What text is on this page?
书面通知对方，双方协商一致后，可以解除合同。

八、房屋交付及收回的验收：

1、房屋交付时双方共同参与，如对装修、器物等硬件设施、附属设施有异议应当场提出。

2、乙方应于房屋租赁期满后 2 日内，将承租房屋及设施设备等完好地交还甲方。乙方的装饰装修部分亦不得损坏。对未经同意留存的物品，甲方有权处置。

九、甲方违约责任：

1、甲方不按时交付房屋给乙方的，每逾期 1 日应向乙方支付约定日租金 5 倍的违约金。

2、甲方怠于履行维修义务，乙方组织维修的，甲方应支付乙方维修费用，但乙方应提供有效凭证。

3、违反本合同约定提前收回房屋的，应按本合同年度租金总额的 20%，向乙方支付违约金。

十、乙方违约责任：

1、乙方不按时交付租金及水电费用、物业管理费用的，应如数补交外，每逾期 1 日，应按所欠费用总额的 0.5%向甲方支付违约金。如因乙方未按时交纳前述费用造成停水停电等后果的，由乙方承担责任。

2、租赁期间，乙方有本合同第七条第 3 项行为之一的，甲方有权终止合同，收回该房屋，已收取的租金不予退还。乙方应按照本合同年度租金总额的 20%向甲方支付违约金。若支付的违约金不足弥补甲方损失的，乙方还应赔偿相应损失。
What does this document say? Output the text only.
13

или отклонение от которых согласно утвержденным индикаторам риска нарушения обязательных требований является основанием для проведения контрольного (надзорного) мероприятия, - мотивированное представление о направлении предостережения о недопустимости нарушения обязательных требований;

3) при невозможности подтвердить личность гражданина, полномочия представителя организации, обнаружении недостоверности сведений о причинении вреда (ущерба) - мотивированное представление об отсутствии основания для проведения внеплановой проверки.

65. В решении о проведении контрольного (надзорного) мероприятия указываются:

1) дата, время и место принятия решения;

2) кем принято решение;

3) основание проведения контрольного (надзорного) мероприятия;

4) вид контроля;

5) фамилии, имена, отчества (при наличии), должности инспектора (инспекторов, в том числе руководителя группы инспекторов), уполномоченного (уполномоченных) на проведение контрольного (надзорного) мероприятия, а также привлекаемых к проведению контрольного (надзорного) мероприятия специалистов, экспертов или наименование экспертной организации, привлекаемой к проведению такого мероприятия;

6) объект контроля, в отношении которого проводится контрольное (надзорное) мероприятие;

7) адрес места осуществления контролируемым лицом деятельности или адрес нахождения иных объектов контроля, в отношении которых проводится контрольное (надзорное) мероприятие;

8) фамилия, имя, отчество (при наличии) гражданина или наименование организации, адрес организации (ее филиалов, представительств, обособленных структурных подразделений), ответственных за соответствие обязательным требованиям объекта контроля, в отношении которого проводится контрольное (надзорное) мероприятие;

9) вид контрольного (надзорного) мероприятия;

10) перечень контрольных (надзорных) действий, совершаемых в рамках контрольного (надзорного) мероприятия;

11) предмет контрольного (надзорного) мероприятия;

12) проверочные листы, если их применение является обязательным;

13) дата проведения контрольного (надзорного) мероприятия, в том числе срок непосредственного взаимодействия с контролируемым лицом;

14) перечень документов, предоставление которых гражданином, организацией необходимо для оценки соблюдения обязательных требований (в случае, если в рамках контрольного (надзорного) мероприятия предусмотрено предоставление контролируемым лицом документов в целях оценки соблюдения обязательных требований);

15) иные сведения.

▶ _WHAT TO PRODUCE_:
All of the entries need to be reproduced exactly; please write them out.

▶ _RESPONSE_:
What text is on this page?
书面通知对方，双方协商一致后，可以解除合同。

八、房屋交付及收回的验收：

1、房屋交付时双方共同参与，如对装修、器物等硬件设施、附属设施有异议应当场提出。

2、乙方应于房屋租赁期满后 2 日内，将承租房屋及设施设备等完好地交还甲方。乙方的装饰装修部分亦不得损坏。对未经同意留存的物品，甲方有权处置。

九、甲方违约责任：

1、甲方不按时交付房屋给乙方的，每逾期 1 日应向乙方支付约定日租金 5 倍的违约金。

2、甲方怠于履行维修义务，乙方组织维修的，甲方应支付乙方维修费用，但乙方应提供有效凭证。

3、违反本合同约定提前收回房屋的，应按本合同年度租金总额的 20%，向乙方支付违约金。

十、乙方违约责任：

1、乙方不按时交付租金及水电费用、物业管理费用的，应如数补交外，每逾期 1 日，应按所欠费用总额的 0.5%向甲方支付违约金。如因乙方未按时交纳前述费用造成停水停电等后果的，由乙方承担责任。

2、租赁期间，乙方有本合同第七条第 3 项行为之一的，甲方有权终止合同，收回该房屋，已收取的租金不予退还。乙方应按照本合同年度租金总额的 20%向甲方支付违约金。若支付的违约金不足弥补甲方损失的，乙方还应赔偿相应损失。
What does this document say? Output the text only.
13

или отклонение от которых согласно утвержденным индикаторам риска нарушения обязательных требований является основанием для проведения контрольного (надзорного) мероприятия, - мотивированное представление о направлении предостережения о недопустимости нарушения обязательных требований;

3) при невозможности подтвердить личность гражданина, полномочия представителя организации, обнаружении недостоверности сведений о причинении вреда (ущерба) - мотивированное представление об отсутствии основания для проведения внеплановой проверки.

65. В решении о проведении контрольного (надзорного) мероприятия указываются:

1) дата, время и место принятия решения;

2) кем принято решение;

3) основание проведения контрольного (надзорного) мероприятия;

4) вид контроля;

5) фамилии, имена, отчества (при наличии), должности инспектора (инспекторов, в том числе руководителя группы инспекторов), уполномоченного (уполномоченных) на проведение контрольного (надзорного) мероприятия, а также привлекаемых к проведению контрольного (надзорного) мероприятия специалистов, экспертов или наименование экспертной организации, привлекаемой к проведению такого мероприятия;

6) объект контроля, в отношении которого проводится контрольное (надзорное) мероприятие;

7) адрес места осуществления контролируемым лицом деятельности или адрес нахождения иных объектов контроля, в отношении которых проводится контрольное (надзорное) мероприятие;

8) фамилия, имя, отчество (при наличии) гражданина или наименование организации, адрес организации (ее филиалов, представительств, обособленных структурных подразделений), ответственных за соответствие обязательным требованиям объекта контроля, в отношении которого проводится контрольное (надзорное) мероприятие;

9) вид контрольного (надзорного) мероприятия;

10) перечень контрольных (надзорных) действий, совершаемых в рамках контрольного (надзорного) мероприятия;

11) предмет контрольного (надзорного) мероприятия;

12) проверочные листы, если их применение является обязательным;

13) дата проведения контрольного (надзорного) мероприятия, в том числе срок непосредственного взаимодействия с контролируемым лицом;

14) перечень документов, предоставление которых гражданином, организацией необходимо для оценки соблюдения обязательных требований (в случае, если в рамках контрольного (надзорного) мероприятия предусмотрено предоставление контролируемым лицом документов в целях оценки соблюдения обязательных требований);

15) иные сведения.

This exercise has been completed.